WHAT IS ASKED:
In the listing below, locate the lines that hold the string "jackets". Copy those lines.

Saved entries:
§ §

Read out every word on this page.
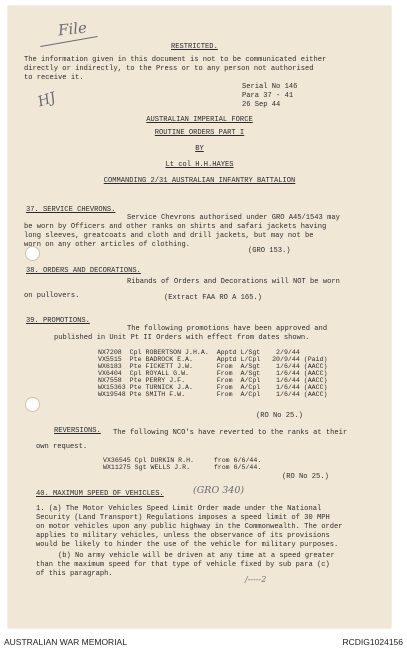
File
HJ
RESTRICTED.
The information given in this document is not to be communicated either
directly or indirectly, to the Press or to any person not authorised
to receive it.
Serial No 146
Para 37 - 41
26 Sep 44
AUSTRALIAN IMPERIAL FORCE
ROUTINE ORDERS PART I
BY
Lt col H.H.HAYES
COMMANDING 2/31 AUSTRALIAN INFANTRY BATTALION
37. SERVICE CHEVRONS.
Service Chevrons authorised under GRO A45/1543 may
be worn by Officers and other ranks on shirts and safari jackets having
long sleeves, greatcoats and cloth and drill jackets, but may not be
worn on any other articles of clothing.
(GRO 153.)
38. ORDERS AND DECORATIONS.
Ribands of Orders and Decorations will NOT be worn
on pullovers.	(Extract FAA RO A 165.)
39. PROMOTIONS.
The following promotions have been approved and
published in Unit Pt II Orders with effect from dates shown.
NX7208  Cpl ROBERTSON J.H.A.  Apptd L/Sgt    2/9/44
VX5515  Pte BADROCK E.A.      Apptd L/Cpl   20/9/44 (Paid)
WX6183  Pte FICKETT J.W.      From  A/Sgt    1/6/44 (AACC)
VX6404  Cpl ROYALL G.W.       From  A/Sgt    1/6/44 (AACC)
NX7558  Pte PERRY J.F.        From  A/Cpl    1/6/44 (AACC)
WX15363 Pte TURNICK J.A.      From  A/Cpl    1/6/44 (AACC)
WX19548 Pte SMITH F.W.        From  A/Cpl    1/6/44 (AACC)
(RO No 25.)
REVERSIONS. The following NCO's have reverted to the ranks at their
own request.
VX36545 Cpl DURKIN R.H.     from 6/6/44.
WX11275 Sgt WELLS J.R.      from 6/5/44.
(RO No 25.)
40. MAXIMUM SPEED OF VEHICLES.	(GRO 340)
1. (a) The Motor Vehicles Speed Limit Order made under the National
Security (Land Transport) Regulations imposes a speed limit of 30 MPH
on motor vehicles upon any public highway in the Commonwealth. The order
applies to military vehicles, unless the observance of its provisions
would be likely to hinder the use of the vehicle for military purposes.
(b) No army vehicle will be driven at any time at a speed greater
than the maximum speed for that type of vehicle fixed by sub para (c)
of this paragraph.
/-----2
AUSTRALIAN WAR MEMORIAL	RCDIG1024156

§ §

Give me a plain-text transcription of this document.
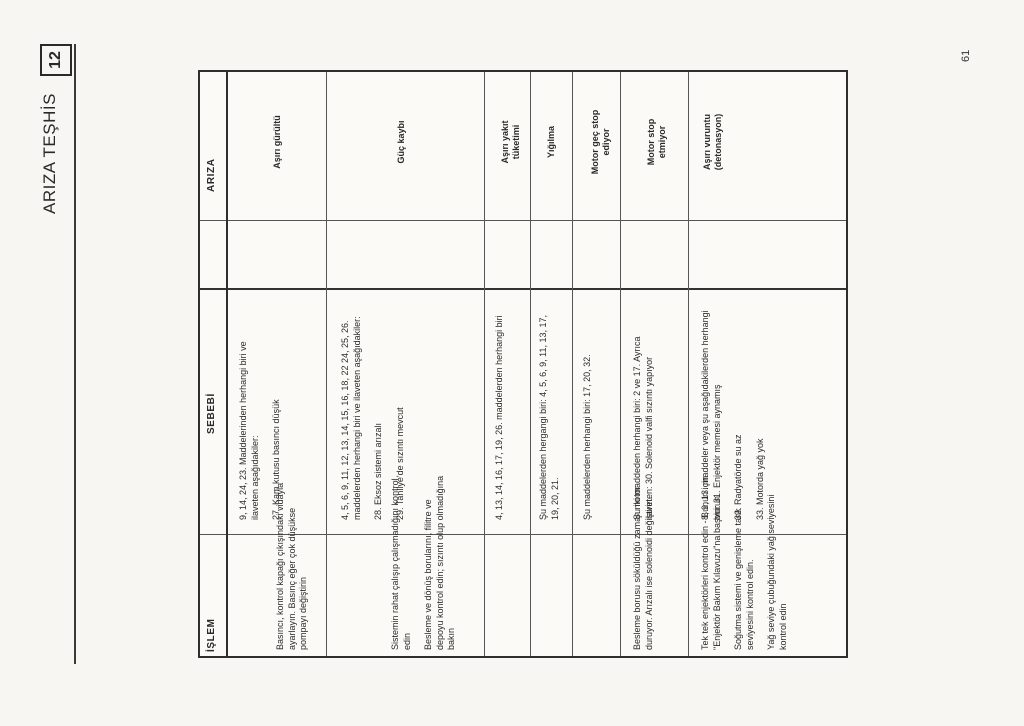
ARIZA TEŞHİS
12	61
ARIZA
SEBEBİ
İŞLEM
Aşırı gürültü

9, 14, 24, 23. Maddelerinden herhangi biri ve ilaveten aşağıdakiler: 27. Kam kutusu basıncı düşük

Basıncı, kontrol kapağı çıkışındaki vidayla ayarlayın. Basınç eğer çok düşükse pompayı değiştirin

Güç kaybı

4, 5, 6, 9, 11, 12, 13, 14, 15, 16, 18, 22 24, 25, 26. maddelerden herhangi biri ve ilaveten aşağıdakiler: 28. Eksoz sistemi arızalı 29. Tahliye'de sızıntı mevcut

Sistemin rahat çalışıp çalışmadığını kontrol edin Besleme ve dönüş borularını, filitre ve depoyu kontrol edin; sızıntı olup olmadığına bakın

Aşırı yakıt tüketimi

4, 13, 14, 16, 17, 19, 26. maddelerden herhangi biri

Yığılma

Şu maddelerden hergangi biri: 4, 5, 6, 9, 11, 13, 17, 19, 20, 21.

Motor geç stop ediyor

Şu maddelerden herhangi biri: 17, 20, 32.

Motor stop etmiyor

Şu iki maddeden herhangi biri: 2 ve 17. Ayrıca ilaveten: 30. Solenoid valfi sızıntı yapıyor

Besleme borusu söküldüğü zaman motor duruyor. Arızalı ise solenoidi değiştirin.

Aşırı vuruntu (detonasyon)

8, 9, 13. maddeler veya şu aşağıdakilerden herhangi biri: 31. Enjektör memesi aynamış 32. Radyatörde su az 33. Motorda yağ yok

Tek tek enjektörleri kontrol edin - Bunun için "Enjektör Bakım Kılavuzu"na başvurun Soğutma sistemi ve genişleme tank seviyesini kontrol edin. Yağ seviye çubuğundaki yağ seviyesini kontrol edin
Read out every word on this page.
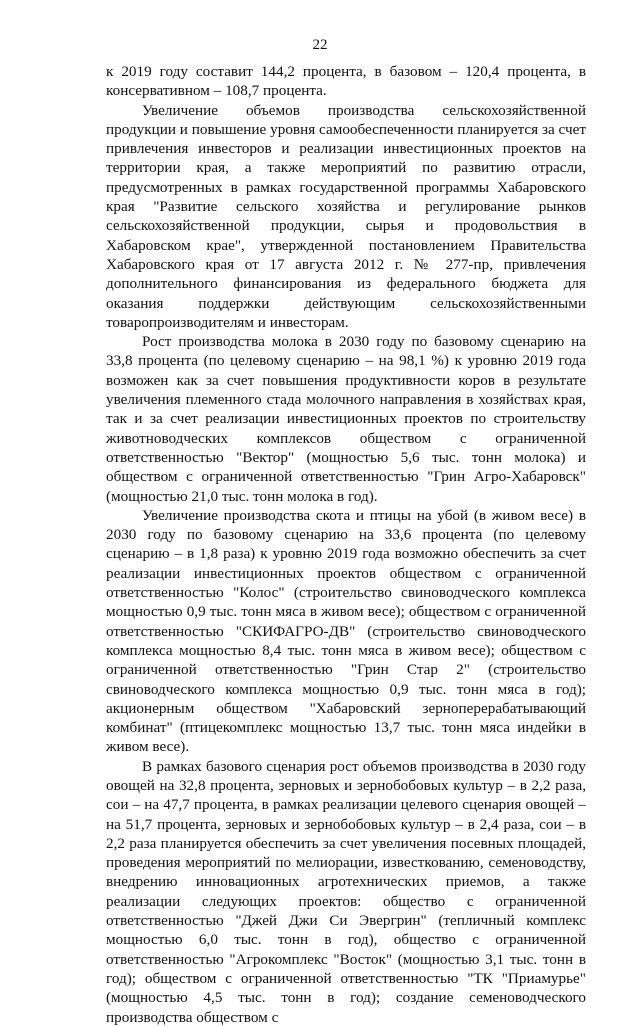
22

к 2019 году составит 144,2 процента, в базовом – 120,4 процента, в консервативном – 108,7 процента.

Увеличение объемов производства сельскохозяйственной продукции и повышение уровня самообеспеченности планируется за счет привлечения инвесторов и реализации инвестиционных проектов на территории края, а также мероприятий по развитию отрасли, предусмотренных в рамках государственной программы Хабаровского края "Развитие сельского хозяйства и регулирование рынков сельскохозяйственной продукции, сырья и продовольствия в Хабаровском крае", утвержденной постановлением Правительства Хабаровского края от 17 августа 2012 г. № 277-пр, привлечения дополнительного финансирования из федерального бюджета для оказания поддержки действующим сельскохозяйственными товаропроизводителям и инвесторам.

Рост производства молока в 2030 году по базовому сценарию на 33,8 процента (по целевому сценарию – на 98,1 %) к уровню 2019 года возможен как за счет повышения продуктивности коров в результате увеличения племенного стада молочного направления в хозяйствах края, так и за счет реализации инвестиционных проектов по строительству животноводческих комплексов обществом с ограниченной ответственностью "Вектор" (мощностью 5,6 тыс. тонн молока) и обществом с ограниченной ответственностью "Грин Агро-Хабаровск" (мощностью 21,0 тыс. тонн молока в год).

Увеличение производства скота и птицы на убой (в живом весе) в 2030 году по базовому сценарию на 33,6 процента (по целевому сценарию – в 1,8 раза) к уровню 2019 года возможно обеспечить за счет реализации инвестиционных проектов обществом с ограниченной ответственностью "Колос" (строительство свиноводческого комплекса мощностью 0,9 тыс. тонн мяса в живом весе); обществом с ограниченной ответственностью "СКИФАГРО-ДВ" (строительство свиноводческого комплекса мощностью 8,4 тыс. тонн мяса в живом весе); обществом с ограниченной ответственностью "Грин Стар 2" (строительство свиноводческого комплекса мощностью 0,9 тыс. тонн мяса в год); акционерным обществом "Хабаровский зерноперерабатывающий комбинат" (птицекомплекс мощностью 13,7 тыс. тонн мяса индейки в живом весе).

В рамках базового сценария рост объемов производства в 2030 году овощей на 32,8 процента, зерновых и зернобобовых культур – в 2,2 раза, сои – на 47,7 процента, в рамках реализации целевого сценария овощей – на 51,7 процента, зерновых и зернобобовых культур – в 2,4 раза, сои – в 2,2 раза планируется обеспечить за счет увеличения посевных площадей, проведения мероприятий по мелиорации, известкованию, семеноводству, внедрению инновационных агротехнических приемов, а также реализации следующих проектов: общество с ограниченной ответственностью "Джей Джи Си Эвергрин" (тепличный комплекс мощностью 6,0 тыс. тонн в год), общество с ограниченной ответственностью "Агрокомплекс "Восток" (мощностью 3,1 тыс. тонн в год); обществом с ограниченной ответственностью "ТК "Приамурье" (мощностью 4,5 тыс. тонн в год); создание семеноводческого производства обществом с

§ §

EXERCISE RESULT:
be worn by Officers and other ranks on shirts and safari jackets having
long sleeves, greatcoats and cloth and drill jackets, but may not be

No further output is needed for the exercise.